## SET PROBLEM:
Repeat every record below exactly, but leave out any pictures.

Stored entries

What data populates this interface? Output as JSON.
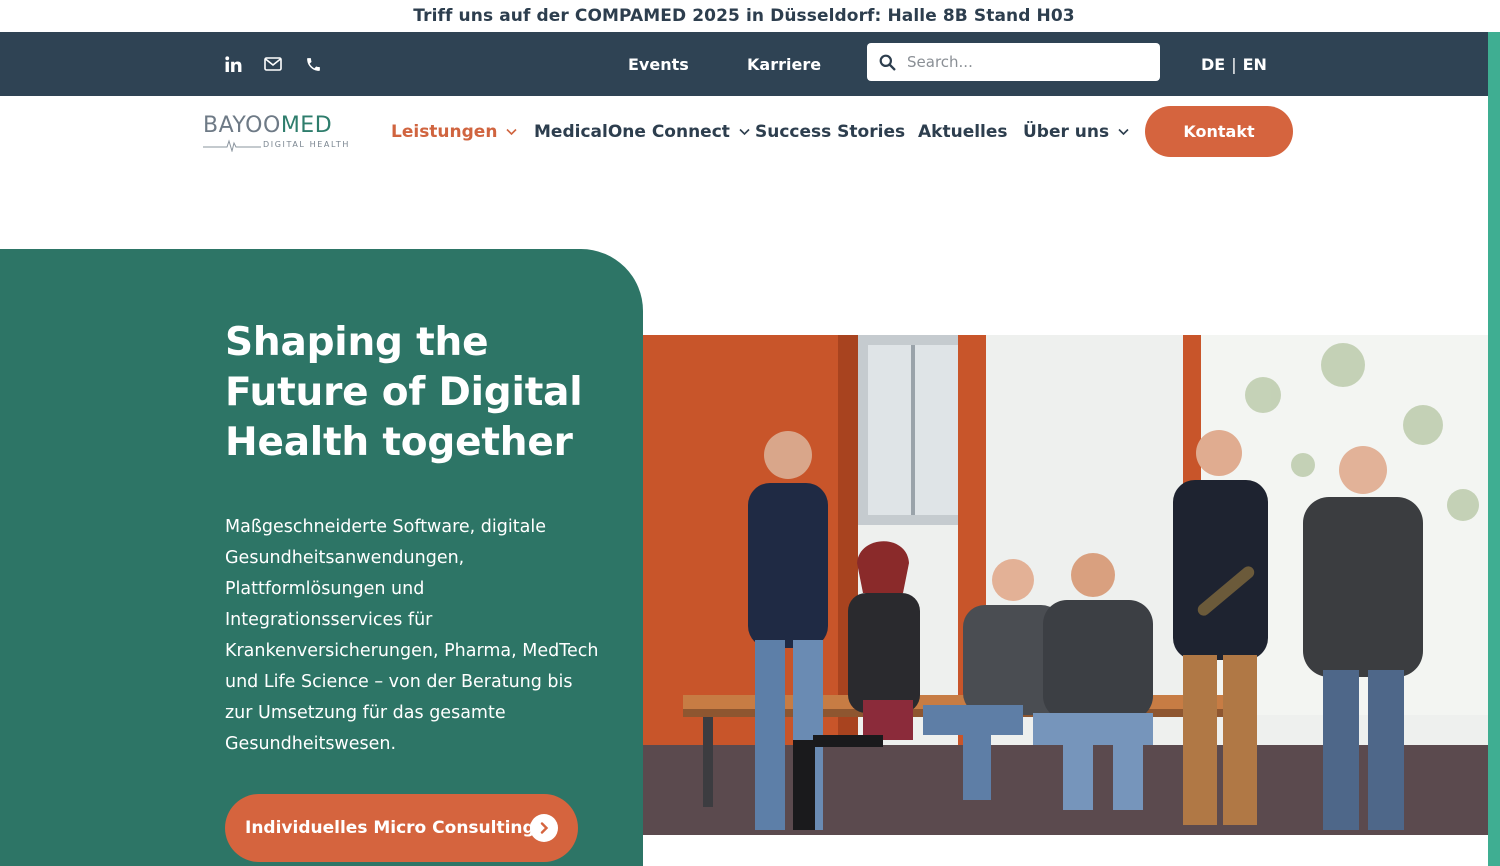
{
  "announcement": "Triff uns auf der COMPAMED 2025 in Düsseldorf: Halle 8B Stand H03",
  "topbar": {
    "links": [
      "Events",
      "Karriere"
    ],
    "search_placeholder": "Search...",
    "lang_de": "DE",
    "lang_sep": "|",
    "lang_en": "EN",
    "social_icons": [
      "linkedin-icon",
      "mail-icon",
      "phone-icon"
    ]
  },
  "logo": {
    "part1": "BAYOO",
    "part2": "MED",
    "sub": "DIGITAL HEALTH"
  },
  "nav": {
    "items": [
      {
        "label": "Leistungen",
        "has_dropdown": true,
        "active": true
      },
      {
        "label": "MedicalOne Connect",
        "has_dropdown": true,
        "active": false
      },
      {
        "label": "Success Stories",
        "has_dropdown": false,
        "active": false
      },
      {
        "label": "Aktuelles",
        "has_dropdown": false,
        "active": false
      },
      {
        "label": "Über uns",
        "has_dropdown": true,
        "active": false
      }
    ],
    "cta": "Kontakt"
  },
  "hero": {
    "title": "Shaping the Future of Digital Health together",
    "text": "Maßgeschneiderte Software, digitale Gesundheitsanwendungen, Plattformlösungen und Integrationsservices für Krankenversicherungen, Pharma, MedTech und Life Science – von der Beratung bis zur Umsetzung für das gesamte Gesundheitswesen.",
    "cta": "Individuelles Micro Consulting"
  },
  "colors": {
    "brand_dark": "#2f4354",
    "brand_green": "#2d7566",
    "accent_orange": "#d5643e",
    "edge_green": "#3fae92"
  }
}
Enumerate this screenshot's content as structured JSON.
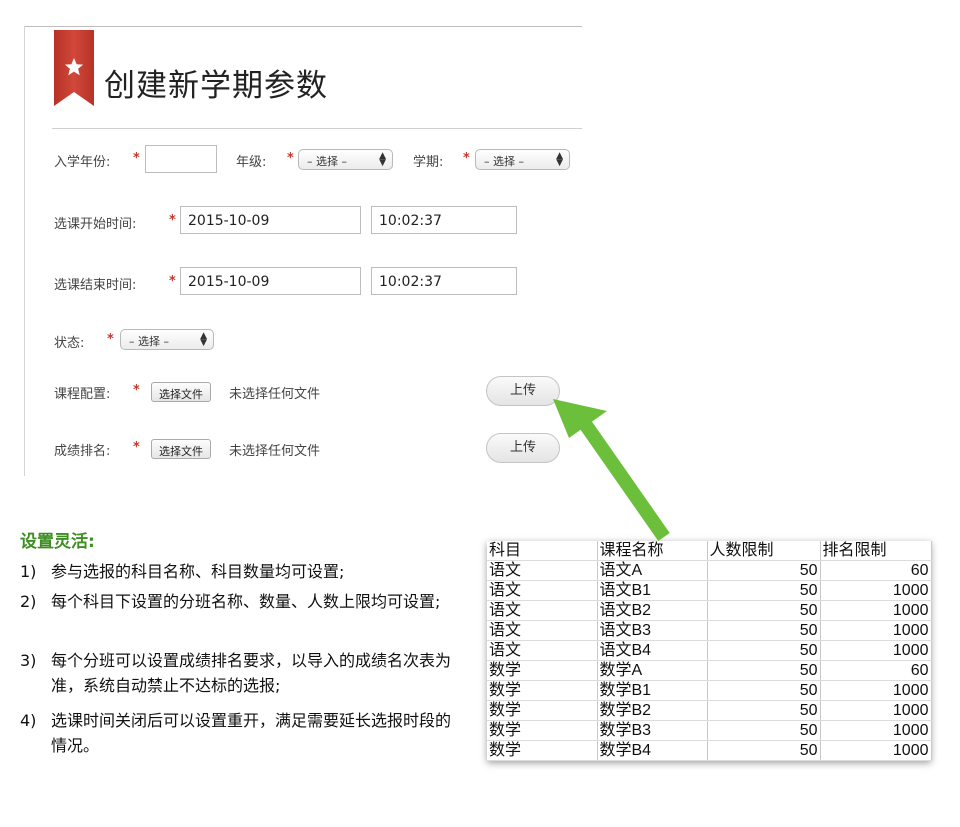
{
  "form": {
    "title": "创建新学期参数",
    "enroll_year_label": "入学年份:",
    "required_mark": "*",
    "grade_label": "年级:",
    "grade_select": "– 选择 –",
    "term_label": "学期:",
    "term_select": "– 选择 –",
    "start_label": "选课开始时间:",
    "start_date": "2015-10-09",
    "start_time": "10:02:37",
    "end_label": "选课结束时间:",
    "end_date": "2015-10-09",
    "end_time": "10:02:37",
    "status_label": "状态:",
    "status_select": "– 选择 –",
    "course_config_label": "课程配置:",
    "ranking_label": "成绩排名:",
    "choose_file_label": "选择文件",
    "no_file_text": "未选择任何文件",
    "upload_label": "上传"
  },
  "notes": {
    "heading": "设置灵活:",
    "items": [
      {
        "num": "1)",
        "text": "参与选报的科目名称、科目数量均可设置;"
      },
      {
        "num": "2)",
        "text": "每个科目下设置的分班名称、数量、人数上限均可设置;"
      },
      {
        "num": "3)",
        "text": "每个分班可以设置成绩排名要求，以导入的成绩名次表为准，系统自动禁止不达标的选报;"
      },
      {
        "num": "4)",
        "text": "选课时间关闭后可以设置重开，满足需要延长选报时段的情况。"
      }
    ]
  },
  "table": {
    "headers": [
      "科目",
      "课程名称",
      "人数限制",
      "排名限制"
    ],
    "rows": [
      [
        "语文",
        "语文A",
        "50",
        "60"
      ],
      [
        "语文",
        "语文B1",
        "50",
        "1000"
      ],
      [
        "语文",
        "语文B2",
        "50",
        "1000"
      ],
      [
        "语文",
        "语文B3",
        "50",
        "1000"
      ],
      [
        "语文",
        "语文B4",
        "50",
        "1000"
      ],
      [
        "数学",
        "数学A",
        "50",
        "60"
      ],
      [
        "数学",
        "数学B1",
        "50",
        "1000"
      ],
      [
        "数学",
        "数学B2",
        "50",
        "1000"
      ],
      [
        "数学",
        "数学B3",
        "50",
        "1000"
      ],
      [
        "数学",
        "数学B4",
        "50",
        "1000"
      ]
    ]
  },
  "colors": {
    "bookmark": "#c0392b",
    "required": "#c0392b",
    "heading_green": "#3e8e23",
    "arrow_green": "#6cbf3a"
  },
  "icons": {
    "bookmark": "star-bookmark-icon",
    "select_arrow": "up-down-arrows-icon",
    "callout": "green-arrow-icon"
  }
}
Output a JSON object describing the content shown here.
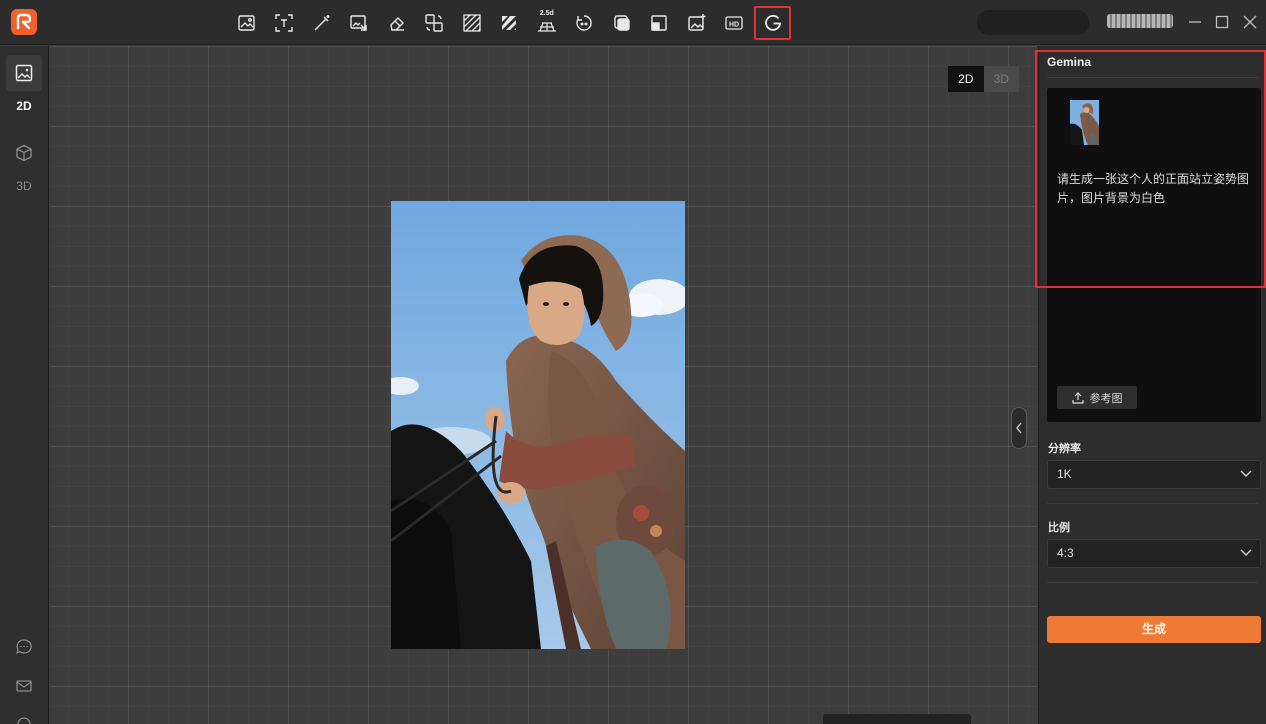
{
  "toolbar": {
    "tools": [
      {
        "name": "image-edit"
      },
      {
        "name": "ocr-text"
      },
      {
        "name": "magic-wand"
      },
      {
        "name": "image-replace"
      },
      {
        "name": "eraser"
      },
      {
        "name": "swap-image"
      },
      {
        "name": "texture"
      },
      {
        "name": "slash-pattern"
      },
      {
        "name": "perspective-grid",
        "label": "2.5d"
      },
      {
        "name": "face-swap"
      },
      {
        "name": "layers"
      },
      {
        "name": "crop-square"
      },
      {
        "name": "add-image"
      },
      {
        "name": "hd-upscale",
        "label": "HD"
      },
      {
        "name": "gemini-g",
        "label": "G",
        "active": true
      }
    ]
  },
  "sidebar": {
    "items": [
      {
        "label": "2D",
        "icon": "image-icon",
        "active": true
      },
      {
        "label": "3D",
        "icon": "cube-icon",
        "active": false
      }
    ]
  },
  "canvas": {
    "mode_2d": "2D",
    "mode_3d": "3D"
  },
  "panel": {
    "title": "Gemina",
    "prompt": "请生成一张这个人的正面站立姿势图片，图片背景为白色",
    "ref_button": "参考图",
    "resolution_label": "分辨率",
    "resolution_value": "1K",
    "ratio_label": "比例",
    "ratio_value": "4:3",
    "generate_label": "生成"
  },
  "colors": {
    "accent": "#ef7a35",
    "highlight": "#e0313a",
    "brand": "#f0612b"
  }
}
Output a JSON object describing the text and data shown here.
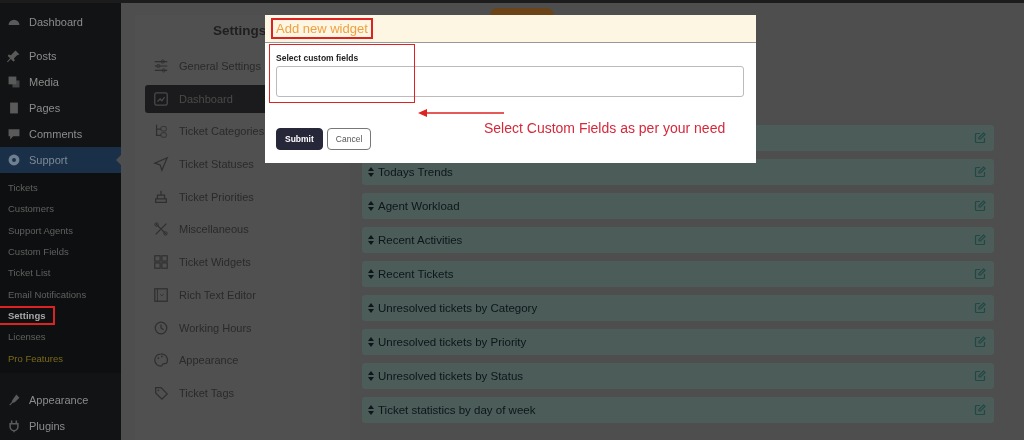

## RESULT:
What data populates this interface? Output as JSON.
{
  "announcement": "Triff uns auf der COMPAMED 2025 in Düsseldorf: Halle 8B Stand H03",
  "topbar": {
    "links": [
      "Events",
      "Karriere"
    ],
    "search_placeholder": "Search...",
    "lang_de": "DE",
    "lang_sep": "|",
    "lang_en": "EN",
    "social_icons": [
      "linkedin-icon",
      "mail-icon",
      "phone-icon"
    ]
  },
  "logo": {
    "part1": "BAYOO",
    "part2": "MED",
    "sub": "DIGITAL HEALTH"
  },
  "nav": {
    "items": [
      {
        "label": "Leistungen",
        "has_dropdown": true,
        "active": true
      },
      {
        "label": "MedicalOne Connect",
        "has_dropdown": true,
        "active": false
      },
      {
        "label": "Success Stories",
        "has_dropdown": false,
        "active": false
      },
      {
        "label": "Aktuelles",
        "has_dropdown": false,
        "active": false
      },
      {
        "label": "Über uns",
        "has_dropdown": true,
        "active": false
      }
    ],
    "cta": "Kontakt"
  },
  "hero": {
    "title": "Shaping the Future of Digital Health together",
    "text": "Maßgeschneiderte Software, digitale Gesundheitsanwendungen, Plattformlösungen und Integrationsservices für Krankenversicherungen, Pharma, MedTech und Life Science – von der Beratung bis zur Umsetzung für das gesamte Gesundheitswesen.",
    "cta": "Individuelles Micro Consulting"
  },
  "colors": {
    "brand_dark": "#2f4354",
    "brand_green": "#2d7566",
    "accent_orange": "#d5643e",
    "edge_green": "#3fae92"
  }
}
Enumerate this screenshot's content as structured JSON.
{
  "form": {
    "title": "创建新学期参数",
    "enroll_year_label": "入学年份:",
    "required_mark": "*",
    "grade_label": "年级:",
    "grade_select": "– 选择 –",
    "term_label": "学期:",
    "term_select": "– 选择 –",
    "start_label": "选课开始时间:",
    "start_date": "2015-10-09",
    "start_time": "10:02:37",
    "end_label": "选课结束时间:",
    "end_date": "2015-10-09",
    "end_time": "10:02:37",
    "status_label": "状态:",
    "status_select": "– 选择 –",
    "course_config_label": "课程配置:",
    "ranking_label": "成绩排名:",
    "choose_file_label": "选择文件",
    "no_file_text": "未选择任何文件",
    "upload_label": "上传"
  },
  "notes": {
    "heading": "设置灵活:",
    "items": [
      {
        "num": "1)",
        "text": "参与选报的科目名称、科目数量均可设置;"
      },
      {
        "num": "2)",
        "text": "每个科目下设置的分班名称、数量、人数上限均可设置;"
      },
      {
        "num": "3)",
        "text": "每个分班可以设置成绩排名要求，以导入的成绩名次表为准，系统自动禁止不达标的选报;"
      },
      {
        "num": "4)",
        "text": "选课时间关闭后可以设置重开，满足需要延长选报时段的情况。"
      }
    ]
  },
  "table": {
    "headers": [
      "科目",
      "课程名称",
      "人数限制",
      "排名限制"
    ],
    "rows": [
      [
        "语文",
        "语文A",
        "50",
        "60"
      ],
      [
        "语文",
        "语文B1",
        "50",
        "1000"
      ],
      [
        "语文",
        "语文B2",
        "50",
        "1000"
      ],
      [
        "语文",
        "语文B3",
        "50",
        "1000"
      ],
      [
        "语文",
        "语文B4",
        "50",
        "1000"
      ],
      [
        "数学",
        "数学A",
        "50",
        "60"
      ],
      [
        "数学",
        "数学B1",
        "50",
        "1000"
      ],
      [
        "数学",
        "数学B2",
        "50",
        "1000"
      ],
      [
        "数学",
        "数学B3",
        "50",
        "1000"
      ],
      [
        "数学",
        "数学B4",
        "50",
        "1000"
      ]
    ]
  },
  "colors": {
    "bookmark": "#c0392b",
    "required": "#c0392b",
    "heading_green": "#3e8e23",
    "arrow_green": "#6cbf3a"
  },
  "icons": {
    "bookmark": "star-bookmark-icon",
    "select_arrow": "up-down-arrows-icon",
    "callout": "green-arrow-icon"
  }
}
Output a JSON object describing the content shown here.
{
  "toolbar": {
    "tools": [
      {
        "name": "image-edit"
      },
      {
        "name": "ocr-text"
      },
      {
        "name": "magic-wand"
      },
      {
        "name": "image-replace"
      },
      {
        "name": "eraser"
      },
      {
        "name": "swap-image"
      },
      {
        "name": "texture"
      },
      {
        "name": "slash-pattern"
      },
      {
        "name": "perspective-grid",
        "label": "2.5d"
      },
      {
        "name": "face-swap"
      },
      {
        "name": "layers"
      },
      {
        "name": "crop-square"
      },
      {
        "name": "add-image"
      },
      {
        "name": "hd-upscale",
        "label": "HD"
      },
      {
        "name": "gemini-g",
        "label": "G",
        "active": true
      }
    ]
  },
  "sidebar": {
    "items": [
      {
        "label": "2D",
        "icon": "image-icon",
        "active": true
      },
      {
        "label": "3D",
        "icon": "cube-icon",
        "active": false
      }
    ]
  },
  "canvas": {
    "mode_2d": "2D",
    "mode_3d": "3D"
  },
  "panel": {
    "title": "Gemina",
    "prompt": "请生成一张这个人的正面站立姿势图片，图片背景为白色",
    "ref_button": "参考图",
    "resolution_label": "分辨率",
    "resolution_value": "1K",
    "ratio_label": "比例",
    "ratio_value": "4:3",
    "generate_label": "生成"
  },
  "colors": {
    "accent": "#ef7a35",
    "highlight": "#e0313a",
    "brand": "#f0612b"
  }
}
Output a JSON object describing the text and data shown here.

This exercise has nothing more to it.